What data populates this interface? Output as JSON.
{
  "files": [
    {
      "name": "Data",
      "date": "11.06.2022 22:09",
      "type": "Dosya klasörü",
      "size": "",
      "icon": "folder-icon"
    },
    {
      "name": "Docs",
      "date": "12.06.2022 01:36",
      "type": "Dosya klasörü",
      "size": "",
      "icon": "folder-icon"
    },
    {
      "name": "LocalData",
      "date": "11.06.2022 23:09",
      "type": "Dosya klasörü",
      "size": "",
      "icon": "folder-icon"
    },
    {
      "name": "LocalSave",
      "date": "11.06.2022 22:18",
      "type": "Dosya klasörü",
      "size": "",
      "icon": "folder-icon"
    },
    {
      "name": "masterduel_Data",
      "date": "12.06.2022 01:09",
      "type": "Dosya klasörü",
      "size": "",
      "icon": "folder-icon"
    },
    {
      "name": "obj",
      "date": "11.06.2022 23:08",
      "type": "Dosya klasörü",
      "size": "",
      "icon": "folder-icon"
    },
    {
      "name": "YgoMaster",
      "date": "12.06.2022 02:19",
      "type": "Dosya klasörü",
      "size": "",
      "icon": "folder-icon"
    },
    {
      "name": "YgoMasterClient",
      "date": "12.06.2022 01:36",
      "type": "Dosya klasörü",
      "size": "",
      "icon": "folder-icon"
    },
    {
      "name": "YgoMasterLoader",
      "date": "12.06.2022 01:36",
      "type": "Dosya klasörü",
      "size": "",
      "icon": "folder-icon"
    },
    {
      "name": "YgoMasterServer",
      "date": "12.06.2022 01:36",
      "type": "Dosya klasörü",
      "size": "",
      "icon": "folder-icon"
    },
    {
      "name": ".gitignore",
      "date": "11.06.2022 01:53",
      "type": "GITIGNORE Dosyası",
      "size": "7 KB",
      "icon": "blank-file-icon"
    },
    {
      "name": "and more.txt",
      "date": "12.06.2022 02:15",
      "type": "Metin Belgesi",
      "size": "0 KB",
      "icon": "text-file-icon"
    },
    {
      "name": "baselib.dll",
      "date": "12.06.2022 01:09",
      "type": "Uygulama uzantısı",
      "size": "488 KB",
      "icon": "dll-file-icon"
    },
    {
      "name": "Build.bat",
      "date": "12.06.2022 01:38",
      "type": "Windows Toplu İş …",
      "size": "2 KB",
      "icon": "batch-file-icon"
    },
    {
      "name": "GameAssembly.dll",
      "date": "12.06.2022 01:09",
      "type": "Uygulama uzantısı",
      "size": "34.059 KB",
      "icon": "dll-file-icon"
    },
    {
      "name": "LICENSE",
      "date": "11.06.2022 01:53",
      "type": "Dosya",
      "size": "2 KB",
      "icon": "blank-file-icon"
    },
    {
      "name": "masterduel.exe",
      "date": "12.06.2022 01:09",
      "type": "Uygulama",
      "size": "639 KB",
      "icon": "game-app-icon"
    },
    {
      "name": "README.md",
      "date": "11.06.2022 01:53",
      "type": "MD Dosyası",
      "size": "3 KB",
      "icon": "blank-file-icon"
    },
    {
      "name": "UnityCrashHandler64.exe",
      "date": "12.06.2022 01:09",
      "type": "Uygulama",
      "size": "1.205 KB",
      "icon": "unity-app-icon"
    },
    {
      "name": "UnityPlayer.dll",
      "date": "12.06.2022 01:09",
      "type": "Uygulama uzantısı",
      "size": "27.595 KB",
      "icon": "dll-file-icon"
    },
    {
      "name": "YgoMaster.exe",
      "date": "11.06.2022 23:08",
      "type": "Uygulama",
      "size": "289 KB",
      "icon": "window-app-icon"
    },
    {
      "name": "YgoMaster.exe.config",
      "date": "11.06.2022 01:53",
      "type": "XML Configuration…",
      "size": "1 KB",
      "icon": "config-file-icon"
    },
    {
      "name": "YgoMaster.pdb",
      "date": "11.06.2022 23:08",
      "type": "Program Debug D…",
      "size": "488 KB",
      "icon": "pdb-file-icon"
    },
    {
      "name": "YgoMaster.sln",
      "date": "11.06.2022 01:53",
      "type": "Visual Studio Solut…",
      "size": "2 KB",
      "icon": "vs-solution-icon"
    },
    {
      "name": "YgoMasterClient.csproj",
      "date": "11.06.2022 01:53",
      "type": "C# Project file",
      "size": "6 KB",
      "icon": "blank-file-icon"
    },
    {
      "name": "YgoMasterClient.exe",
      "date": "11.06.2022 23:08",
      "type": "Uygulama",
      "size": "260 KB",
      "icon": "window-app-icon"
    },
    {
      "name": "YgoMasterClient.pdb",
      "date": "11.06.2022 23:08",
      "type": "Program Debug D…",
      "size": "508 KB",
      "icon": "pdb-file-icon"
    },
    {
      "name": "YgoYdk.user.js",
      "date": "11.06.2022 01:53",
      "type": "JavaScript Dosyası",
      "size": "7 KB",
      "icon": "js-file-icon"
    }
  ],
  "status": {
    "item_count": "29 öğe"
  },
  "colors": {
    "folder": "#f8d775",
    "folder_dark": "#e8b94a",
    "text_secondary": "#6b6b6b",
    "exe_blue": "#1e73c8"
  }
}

....

Type the whole listing again, unaltered.

- _RESPONSE BELOW_
What data populates this interface? Output as JSON.
{
  "files": [
    {
      "name": "Data",
      "date": "11.06.2022 22:09",
      "type": "Dosya klasörü",
      "size": "",
      "icon": "folder-icon"
    },
    {
      "name": "Docs",
      "date": "12.06.2022 01:36",
      "type": "Dosya klasörü",
      "size": "",
      "icon": "folder-icon"
    },
    {
      "name": "LocalData",
      "date": "11.06.2022 23:09",
      "type": "Dosya klasörü",
      "size": "",
      "icon": "folder-icon"
    },
    {
      "name": "LocalSave",
      "date": "11.06.2022 22:18",
      "type": "Dosya klasörü",
      "size": "",
      "icon": "folder-icon"
    },
    {
      "name": "masterduel_Data",
      "date": "12.06.2022 01:09",
      "type": "Dosya klasörü",
      "size": "",
      "icon": "folder-icon"
    },
    {
      "name": "obj",
      "date": "11.06.2022 23:08",
      "type": "Dosya klasörü",
      "size": "",
      "icon": "folder-icon"
    },
    {
      "name": "YgoMaster",
      "date": "12.06.2022 02:19",
      "type": "Dosya klasörü",
      "size": "",
      "icon": "folder-icon"
    },
    {
      "name": "YgoMasterClient",
      "date": "12.06.2022 01:36",
      "type": "Dosya klasörü",
      "size": "",
      "icon": "folder-icon"
    },
    {
      "name": "YgoMasterLoader",
      "date": "12.06.2022 01:36",
      "type": "Dosya klasörü",
      "size": "",
      "icon": "folder-icon"
    },
    {
      "name": "YgoMasterServer",
      "date": "12.06.2022 01:36",
      "type": "Dosya klasörü",
      "size": "",
      "icon": "folder-icon"
    },
    {
      "name": ".gitignore",
      "date": "11.06.2022 01:53",
      "type": "GITIGNORE Dosyası",
      "size": "7 KB",
      "icon": "blank-file-icon"
    },
    {
      "name": "and more.txt",
      "date": "12.06.2022 02:15",
      "type": "Metin Belgesi",
      "size": "0 KB",
      "icon": "text-file-icon"
    },
    {
      "name": "baselib.dll",
      "date": "12.06.2022 01:09",
      "type": "Uygulama uzantısı",
      "size": "488 KB",
      "icon": "dll-file-icon"
    },
    {
      "name": "Build.bat",
      "date": "12.06.2022 01:38",
      "type": "Windows Toplu İş …",
      "size": "2 KB",
      "icon": "batch-file-icon"
    },
    {
      "name": "GameAssembly.dll",
      "date": "12.06.2022 01:09",
      "type": "Uygulama uzantısı",
      "size": "34.059 KB",
      "icon": "dll-file-icon"
    },
    {
      "name": "LICENSE",
      "date": "11.06.2022 01:53",
      "type": "Dosya",
      "size": "2 KB",
      "icon": "blank-file-icon"
    },
    {
      "name": "masterduel.exe",
      "date": "12.06.2022 01:09",
      "type": "Uygulama",
      "size": "639 KB",
      "icon": "game-app-icon"
    },
    {
      "name": "README.md",
      "date": "11.06.2022 01:53",
      "type": "MD Dosyası",
      "size": "3 KB",
      "icon": "blank-file-icon"
    },
    {
      "name": "UnityCrashHandler64.exe",
      "date": "12.06.2022 01:09",
      "type": "Uygulama",
      "size": "1.205 KB",
      "icon": "unity-app-icon"
    },
    {
      "name": "UnityPlayer.dll",
      "date": "12.06.2022 01:09",
      "type": "Uygulama uzantısı",
      "size": "27.595 KB",
      "icon": "dll-file-icon"
    },
    {
      "name": "YgoMaster.exe",
      "date": "11.06.2022 23:08",
      "type": "Uygulama",
      "size": "289 KB",
      "icon": "window-app-icon"
    },
    {
      "name": "YgoMaster.exe.config",
      "date": "11.06.2022 01:53",
      "type": "XML Configuration…",
      "size": "1 KB",
      "icon": "config-file-icon"
    },
    {
      "name": "YgoMaster.pdb",
      "date": "11.06.2022 23:08",
      "type": "Program Debug D…",
      "size": "488 KB",
      "icon": "pdb-file-icon"
    },
    {
      "name": "YgoMaster.sln",
      "date": "11.06.2022 01:53",
      "type": "Visual Studio Solut…",
      "size": "2 KB",
      "icon": "vs-solution-icon"
    },
    {
      "name": "YgoMasterClient.csproj",
      "date": "11.06.2022 01:53",
      "type": "C# Project file",
      "size": "6 KB",
      "icon": "blank-file-icon"
    },
    {
      "name": "YgoMasterClient.exe",
      "date": "11.06.2022 23:08",
      "type": "Uygulama",
      "size": "260 KB",
      "icon": "window-app-icon"
    },
    {
      "name": "YgoMasterClient.pdb",
      "date": "11.06.2022 23:08",
      "type": "Program Debug D…",
      "size": "508 KB",
      "icon": "pdb-file-icon"
    },
    {
      "name": "YgoYdk.user.js",
      "date": "11.06.2022 01:53",
      "type": "JavaScript Dosyası",
      "size": "7 KB",
      "icon": "js-file-icon"
    }
  ],
  "status": {
    "item_count": "29 öğe"
  },
  "colors": {
    "folder": "#f8d775",
    "folder_dark": "#e8b94a",
    "text_secondary": "#6b6b6b",
    "exe_blue": "#1e73c8"
  }
}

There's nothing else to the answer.